**Énoncé:** Reprenez l'article sur le commerce du Canada avec l'Union européenne juste après sa dernière phrase.

Parce que son union avec les États-Unis bat de l'aile, le Canada " saute la clôture " et négocie un accord commercial avec l'Union européenne. Chicanes de ménage en perspective.

Jean-Michel Laurin est vice- président, Affaires mondiales de Manufacturiers et Exportateurs du Canada (MEC). Ce lobby défend les intérêts des entreprises exportatrices canadiennes. Chaque année, le MEC sonde ses membres pour connaître leurs préoccupations. Cet exercice cause rarement des surprises. La priorité des exportateurs est toujours la même : le lean manufacturing, ou comment faire plus avec moins. Cette année, c'est autre chose. Les exportateurs ont une nouvelle source d'insomnie. Et ce n'est pas la récession, mais bien le piètre état des relations commerciales entre le Canada et les États-Unis.

" Le plus urgent pour nos entreprises exportatrices, c'est de trouver des clients ! " dit Jean-Michel Laurin.

Les Américains ne sont plus les acheteurs enthousiastes qu'ils ont déjà été. Selon les derniers chiffres de Statistique Canada, les exportations canadiennes vers les États-Unis ont baissé de 13,8 % entre janvier et avril 2009 par rapport à la même période en 2008. Et les importations ont reculé de 19,2 %. Bien sûr, la récession fait son oeuvre. Mais il y a plus. Une tendance à moyen terme qui ne présage rien de bon. Depuis cinq ans, la part de nos exportations vers nos voisins du Sud n'a cessé de diminuer. À tel point qu'en 2008, les États-Unis représentaient moins des deux tiers (65,7 %) de l'ensemble du commerce de marchandises du Canada au point de vue douanier, soit les exportations et les importations combinées. En 2003, cette proportion était de 74 %.

Pourtant, combien de fois affirmons-nous encore que plus des trois quarts de nos exportations prennent le chemin des États-Unis ! La force de l'habitude, probablement. Comme un vieux couple qui refuse de voir que son mariage bat de l'aile, ou qu'un des deux conjoints courtise quelqu'un d'autre... Car ces exportations que nous n'envoyons plus aux États-Unis vont ailleurs. Au Japon, au Brésil, et de plus en plus, dans l'Union européenne, principalement au Royaume-Uni et en France.

" Nous avons compris que la diversification était le meilleur moyen de faire croître nos exportations et de réduire notre dépendance face aux Américains ", dit Martin Coiteux, professeur au Service de l'enseignement des affaires internationales à HEC Montréal. Pour illustrer son propos, il ajoute : " Aujourd'hui, aucun investisseur sérieux ne placerait toutes ses billes dans un seul titre ! " En 2008, le Canada a exporté pour 36 milliards de dollars de marchandises vers les 27 pays de l'Union européenne (UE), et il en a importé pour 54 milliards de dollars. À lui seul, le Québec compte pour plus du tiers (36 % en 2006) de ces échanges. Depuis le milieu des années 1990, notre commerce avec l'UE connaît une croissance vigoureuse. L'Union européenne n'est pas qu'un autre marché : c'est un marché très important. Il compte près de 500 millions de consommateurs, soit près du double de la population des États-Unis ! Nous vendons aux Européens des aliments transformés, des produits du papier, du minerai, des métaux, du matériel de transport et des produits chimiques. Ils nous vendent sensiblement la même chose, et plus : de la machinerie, des véhicules, des pièces, du pétrole, des boissons et des équipements.

**Matériel fourni:**
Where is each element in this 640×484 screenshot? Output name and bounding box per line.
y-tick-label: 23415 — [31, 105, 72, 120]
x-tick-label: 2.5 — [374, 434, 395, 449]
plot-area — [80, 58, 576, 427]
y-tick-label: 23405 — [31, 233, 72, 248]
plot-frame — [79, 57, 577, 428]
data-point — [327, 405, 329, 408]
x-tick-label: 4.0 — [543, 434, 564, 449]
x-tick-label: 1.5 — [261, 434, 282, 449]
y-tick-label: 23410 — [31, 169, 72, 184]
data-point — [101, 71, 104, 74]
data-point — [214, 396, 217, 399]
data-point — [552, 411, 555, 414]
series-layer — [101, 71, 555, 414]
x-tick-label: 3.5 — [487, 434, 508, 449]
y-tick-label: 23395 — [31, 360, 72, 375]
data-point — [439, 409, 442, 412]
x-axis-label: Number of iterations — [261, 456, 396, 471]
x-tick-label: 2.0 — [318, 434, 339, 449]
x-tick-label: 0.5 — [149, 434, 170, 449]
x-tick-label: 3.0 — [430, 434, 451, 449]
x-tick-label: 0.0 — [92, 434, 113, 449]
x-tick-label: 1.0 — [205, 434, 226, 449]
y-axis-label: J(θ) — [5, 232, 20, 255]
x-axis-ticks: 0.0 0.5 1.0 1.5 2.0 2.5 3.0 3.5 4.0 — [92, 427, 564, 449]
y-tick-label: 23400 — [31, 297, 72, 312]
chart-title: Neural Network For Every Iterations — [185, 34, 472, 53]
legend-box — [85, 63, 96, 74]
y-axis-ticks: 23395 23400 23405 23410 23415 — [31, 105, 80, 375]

**Corrigé:**
Pour l'instant, l'UE est un marché sous-exploité, constate Patrick Leblond, professeur à l'École supérieure d'affaires publiques et internationales de l'Université d'Ottawa. Peut-être plus pour longtemps. Le 6 mai dernier, le Canada a entamé officiellement des pourparlers avec le géant de l'autre côté de l'Atlantique en vue de libéraliser les échanges de part et d'autre. Les négociations débuteront réellement en octobre. Le négociateur en chef pour le Québec est Pierre-Marc Johnson (voir l'entrevue à la page 28). Les négociations dureront au moins deux ans avant d'arriver à un accord.

Depuis mai, les négociateurs travaillent à établir le texte des négociations. À son terme, l'accord concernera 28 pays, dont les 27 pays membres de l'UE et le Canada. Du jamais vu depuis les négociations qui ont donné naissance à l'ALENA, signé le 1er janvier 1994. D'abord, par l'ampleur des négociations, ensuite, parce que cet accord n'est pas un simple accord de libre-échange. Il va beaucoup plus loin. Il prévoit aussi une clause sur les investissements. C'est ce qu'on appelle une " entente de deuxième génération ", " elle cherchera aussi à abaisser le plus possible les barrières non tarifaires, comme les normes de qualité pour certains produits, ou la réglementation dans certains secteurs ", explique Patrick Leblond.

Puis, pour la première fois, les dix provinces canadiennes siégeront à l'une ou l'autre des tables de négociation. Le gouvernement fédéral s'occupera de tout ce qui relève de sa juridiction, comme les tarifs douaniers, les mesures sanitaires ou le règlement des différends, tandis que les provinces se feront entendre sur les aspects qui concernent leurs compétences, c'est-à-dire la main-d'oeuvre, les marchés publics, et tout le marché des services.

Selon un rapport conjoint de la Commission européenne et du gouvernement du Canada, un accord entre les deux pays permettrait d'accroître les exportations canadiennes vers l'UE de 13,8 milliards de dollars, et celles de l'UE vers le Canada augmenteraient de 27,6 milliards de dollars. " C'est un marché qui nous ressemble, contrairement aux autres ententes, qui sont souvent conclues avec des pays en développement ", dit Martin Coiteux.

La plupart des ententes commerciales que nous avons signées nous permettent surtout d'exploiter des ressources et non de vendre des biens à de nouveaux consommateurs. Par exemple, le Canada vient de conclure des ententes de libre-échange avec le Pérou et la Colombie. " C'est bien beau pour les sociétés minières. Mais pour un fabricant de meubles de Trois-Rivières, ça ne veut pas dire grand-chose, tandis que l'Europe crée beaucoup plus d'occasions d'affaires ", résume Jean-Michel Laurin, de MEQ.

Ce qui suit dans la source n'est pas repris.